Given instruction:
Check each line of the listing below for the word "true" and say how many lines have it. Nothing else should be written.

-- start Materials provided --

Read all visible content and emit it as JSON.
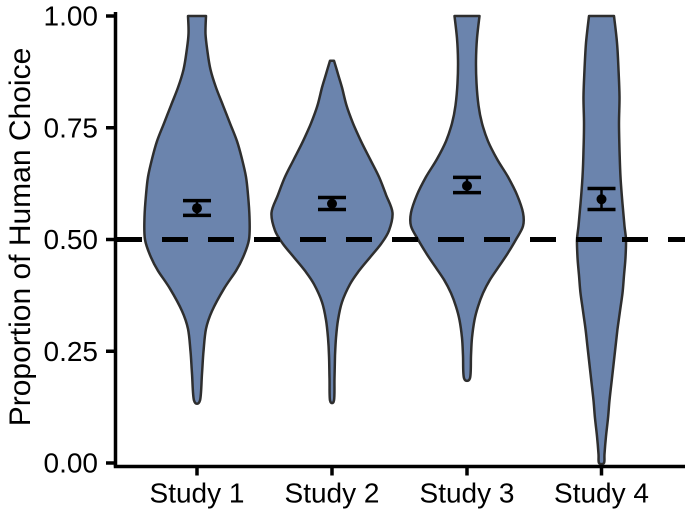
{
  "figure": {
    "background": "#ffffff"
  },
  "chart_data": {
    "type": "violin",
    "title": "",
    "xlabel": "",
    "ylabel": "Proportion of Human Choice",
    "categories": [
      "Study 1",
      "Study 2",
      "Study 3",
      "Study 4"
    ],
    "ylim": [
      0,
      1
    ],
    "grid": false,
    "legend": false,
    "y_ticks": [
      {
        "value": 1.0,
        "label": "1.00"
      },
      {
        "value": 0.75,
        "label": "0.75"
      },
      {
        "value": 0.5,
        "label": "0.50"
      },
      {
        "value": 0.25,
        "label": "0.25"
      },
      {
        "value": 0.0,
        "label": "0.00"
      }
    ],
    "reference_line": {
      "value": 0.5,
      "style": "dashed"
    },
    "colors": {
      "violin_fill": "#6b84ad",
      "violin_stroke": "#2e2e2e",
      "marker": "#000000",
      "axis": "#000000",
      "reference": "#000000",
      "text": "#000000"
    },
    "series": [
      {
        "name": "Study 1",
        "mean": 0.57,
        "ci": [
          0.554,
          0.587
        ],
        "range": [
          0.14,
          1.0
        ],
        "profile": [
          [
            1.0,
            9
          ],
          [
            0.96,
            8.5
          ],
          [
            0.92,
            10.5
          ],
          [
            0.88,
            13.5
          ],
          [
            0.84,
            19
          ],
          [
            0.8,
            26
          ],
          [
            0.76,
            33
          ],
          [
            0.72,
            40
          ],
          [
            0.68,
            45
          ],
          [
            0.64,
            49
          ],
          [
            0.6,
            51
          ],
          [
            0.55,
            52.5
          ],
          [
            0.5,
            52
          ],
          [
            0.46,
            46
          ],
          [
            0.43,
            39
          ],
          [
            0.39,
            27
          ],
          [
            0.34,
            15
          ],
          [
            0.3,
            9
          ],
          [
            0.25,
            6.5
          ],
          [
            0.2,
            5
          ],
          [
            0.14,
            3
          ]
        ]
      },
      {
        "name": "Study 2",
        "mean": 0.58,
        "ci": [
          0.567,
          0.594
        ],
        "range": [
          0.14,
          0.9
        ],
        "profile": [
          [
            0.9,
            2
          ],
          [
            0.87,
            6
          ],
          [
            0.84,
            10
          ],
          [
            0.8,
            14.5
          ],
          [
            0.76,
            21
          ],
          [
            0.72,
            29
          ],
          [
            0.68,
            38
          ],
          [
            0.64,
            47
          ],
          [
            0.6,
            54
          ],
          [
            0.56,
            60.5
          ],
          [
            0.52,
            57
          ],
          [
            0.49,
            49
          ],
          [
            0.46,
            38
          ],
          [
            0.43,
            27
          ],
          [
            0.4,
            18
          ],
          [
            0.36,
            10
          ],
          [
            0.32,
            6
          ],
          [
            0.28,
            4
          ],
          [
            0.24,
            3
          ],
          [
            0.19,
            2.5
          ],
          [
            0.14,
            2
          ]
        ]
      },
      {
        "name": "Study 3",
        "mean": 0.62,
        "ci": [
          0.605,
          0.639
        ],
        "range": [
          0.19,
          1.0
        ],
        "profile": [
          [
            1.0,
            12.5
          ],
          [
            0.95,
            10
          ],
          [
            0.9,
            9
          ],
          [
            0.85,
            9.5
          ],
          [
            0.8,
            11.5
          ],
          [
            0.76,
            15
          ],
          [
            0.72,
            21
          ],
          [
            0.68,
            30
          ],
          [
            0.64,
            41
          ],
          [
            0.6,
            50
          ],
          [
            0.56,
            56
          ],
          [
            0.53,
            56
          ],
          [
            0.5,
            49
          ],
          [
            0.47,
            41
          ],
          [
            0.44,
            32
          ],
          [
            0.41,
            23
          ],
          [
            0.38,
            16
          ],
          [
            0.35,
            11
          ],
          [
            0.32,
            7.5
          ],
          [
            0.28,
            5
          ],
          [
            0.24,
            4
          ],
          [
            0.19,
            3
          ]
        ]
      },
      {
        "name": "Study 4",
        "mean": 0.59,
        "ci": [
          0.567,
          0.614
        ],
        "range": [
          0.0,
          1.0
        ],
        "profile": [
          [
            1.0,
            12.5
          ],
          [
            0.94,
            15.5
          ],
          [
            0.88,
            17
          ],
          [
            0.82,
            18
          ],
          [
            0.76,
            17.5
          ],
          [
            0.7,
            18
          ],
          [
            0.64,
            19
          ],
          [
            0.58,
            21
          ],
          [
            0.53,
            23
          ],
          [
            0.5,
            24.5
          ],
          [
            0.46,
            24
          ],
          [
            0.42,
            22.5
          ],
          [
            0.38,
            21
          ],
          [
            0.34,
            18.5
          ],
          [
            0.3,
            16
          ],
          [
            0.26,
            14
          ],
          [
            0.22,
            12
          ],
          [
            0.18,
            10
          ],
          [
            0.14,
            8
          ],
          [
            0.1,
            6.5
          ],
          [
            0.06,
            4.5
          ],
          [
            0.02,
            3
          ],
          [
            0.0,
            2.5
          ]
        ]
      }
    ]
  }
}
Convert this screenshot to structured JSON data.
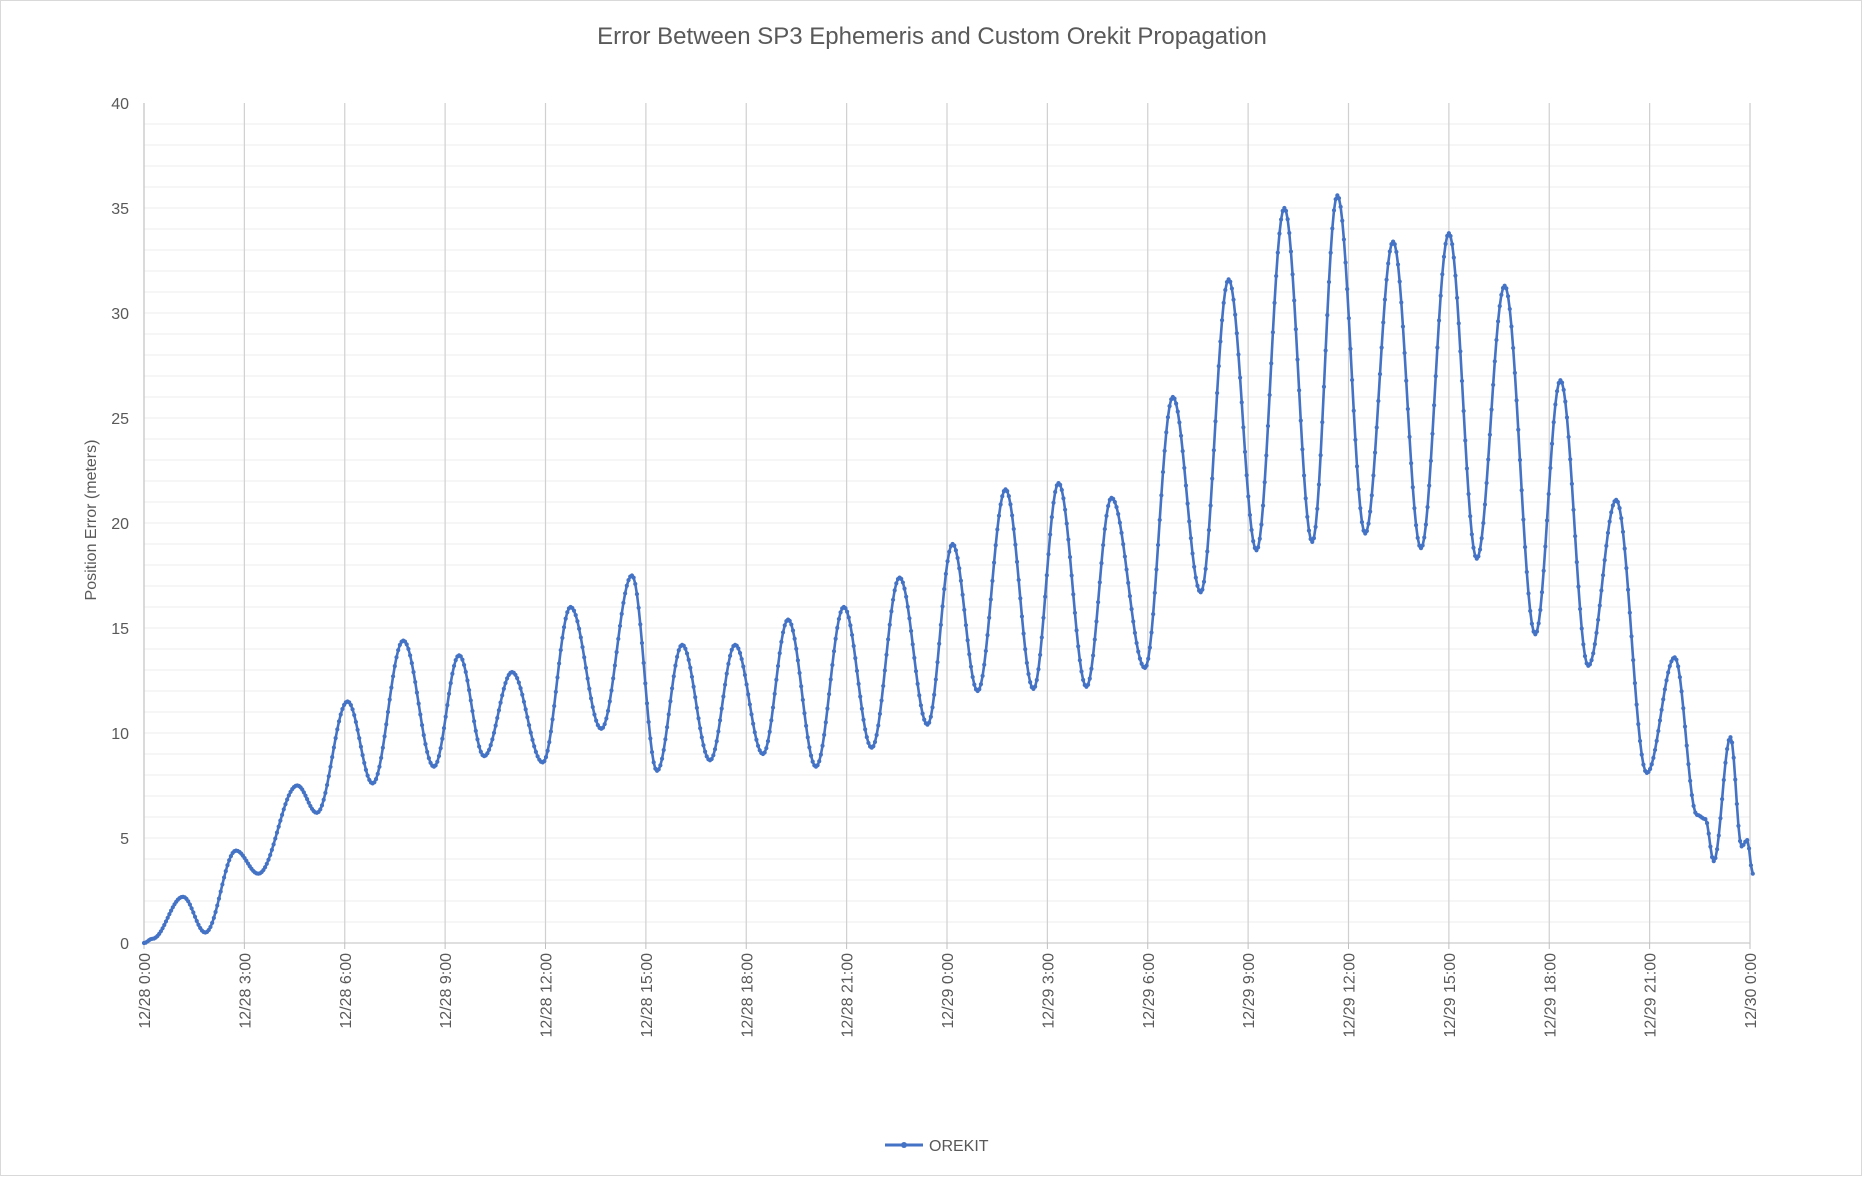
{
  "chart_data": {
    "type": "line",
    "title": "Error Between SP3 Ephemeris and Custom Orekit Propagation",
    "xlabel": "",
    "ylabel": "Position Error (meters)",
    "xlim": [
      "12/28 0:00",
      "12/30 0:00"
    ],
    "ylim": [
      0,
      40
    ],
    "y_ticks": [
      0,
      5,
      10,
      15,
      20,
      25,
      30,
      35,
      40
    ],
    "x_ticks": [
      "12/28 0:00",
      "12/28 3:00",
      "12/28 6:00",
      "12/28 9:00",
      "12/28 12:00",
      "12/28 15:00",
      "12/28 18:00",
      "12/28 21:00",
      "12/29 0:00",
      "12/29 3:00",
      "12/29 6:00",
      "12/29 9:00",
      "12/29 12:00",
      "12/29 15:00",
      "12/29 18:00",
      "12/29 21:00",
      "12/30 0:00"
    ],
    "grid": {
      "vertical_major": true,
      "horizontal_minor": true
    },
    "legend_position": "bottom-center",
    "series": [
      {
        "name": "OREKIT",
        "color": "#4472c4",
        "marker": "circle",
        "points": [
          [
            "12/28 0:00",
            0.0
          ],
          [
            "12/28 0:15",
            0.2
          ],
          [
            "12/28 1:10",
            2.2
          ],
          [
            "12/28 1:50",
            0.5
          ],
          [
            "12/28 2:45",
            4.4
          ],
          [
            "12/28 3:25",
            3.3
          ],
          [
            "12/28 4:35",
            7.5
          ],
          [
            "12/28 5:10",
            6.2
          ],
          [
            "12/28 6:05",
            11.5
          ],
          [
            "12/28 6:50",
            7.6
          ],
          [
            "12/28 7:45",
            14.4
          ],
          [
            "12/28 8:40",
            8.4
          ],
          [
            "12/28 9:25",
            13.7
          ],
          [
            "12/28 10:10",
            8.9
          ],
          [
            "12/28 11:00",
            12.9
          ],
          [
            "12/28 11:55",
            8.6
          ],
          [
            "12/28 12:45",
            16.0
          ],
          [
            "12/28 13:40",
            10.2
          ],
          [
            "12/28 14:35",
            17.5
          ],
          [
            "12/28 15:20",
            8.2
          ],
          [
            "12/28 16:05",
            14.2
          ],
          [
            "12/28 16:55",
            8.7
          ],
          [
            "12/28 17:40",
            14.2
          ],
          [
            "12/28 18:30",
            9.0
          ],
          [
            "12/28 19:15",
            15.4
          ],
          [
            "12/28 20:05",
            8.4
          ],
          [
            "12/28 20:55",
            16.0
          ],
          [
            "12/28 21:45",
            9.3
          ],
          [
            "12/28 22:35",
            17.4
          ],
          [
            "12/28 23:25",
            10.4
          ],
          [
            "12/29 0:10",
            19.0
          ],
          [
            "12/29 0:55",
            12.0
          ],
          [
            "12/29 1:45",
            21.6
          ],
          [
            "12/29 2:35",
            12.1
          ],
          [
            "12/29 3:20",
            21.9
          ],
          [
            "12/29 4:10",
            12.2
          ],
          [
            "12/29 4:55",
            21.2
          ],
          [
            "12/29 5:55",
            13.1
          ],
          [
            "12/29 6:45",
            26.0
          ],
          [
            "12/29 7:35",
            16.7
          ],
          [
            "12/29 8:25",
            31.6
          ],
          [
            "12/29 9:15",
            18.7
          ],
          [
            "12/29 10:05",
            35.0
          ],
          [
            "12/29 10:55",
            19.1
          ],
          [
            "12/29 11:40",
            35.6
          ],
          [
            "12/29 12:30",
            19.5
          ],
          [
            "12/29 13:20",
            33.4
          ],
          [
            "12/29 14:10",
            18.8
          ],
          [
            "12/29 15:00",
            33.8
          ],
          [
            "12/29 15:50",
            18.3
          ],
          [
            "12/29 16:40",
            31.3
          ],
          [
            "12/29 17:35",
            14.7
          ],
          [
            "12/29 18:20",
            26.8
          ],
          [
            "12/29 19:10",
            13.2
          ],
          [
            "12/29 20:00",
            21.1
          ],
          [
            "12/29 20:55",
            8.1
          ],
          [
            "12/29 21:45",
            13.6
          ],
          [
            "12/29 22:25",
            6.1
          ],
          [
            "12/29 22:40",
            5.9
          ],
          [
            "12/29 22:55",
            3.9
          ],
          [
            "12/29 23:25",
            9.8
          ],
          [
            "12/29 23:45",
            4.6
          ],
          [
            "12/29 23:55",
            4.9
          ],
          [
            "12/30 0:05",
            3.3
          ]
        ]
      }
    ]
  }
}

-- end Materials provided --

Solution below:
2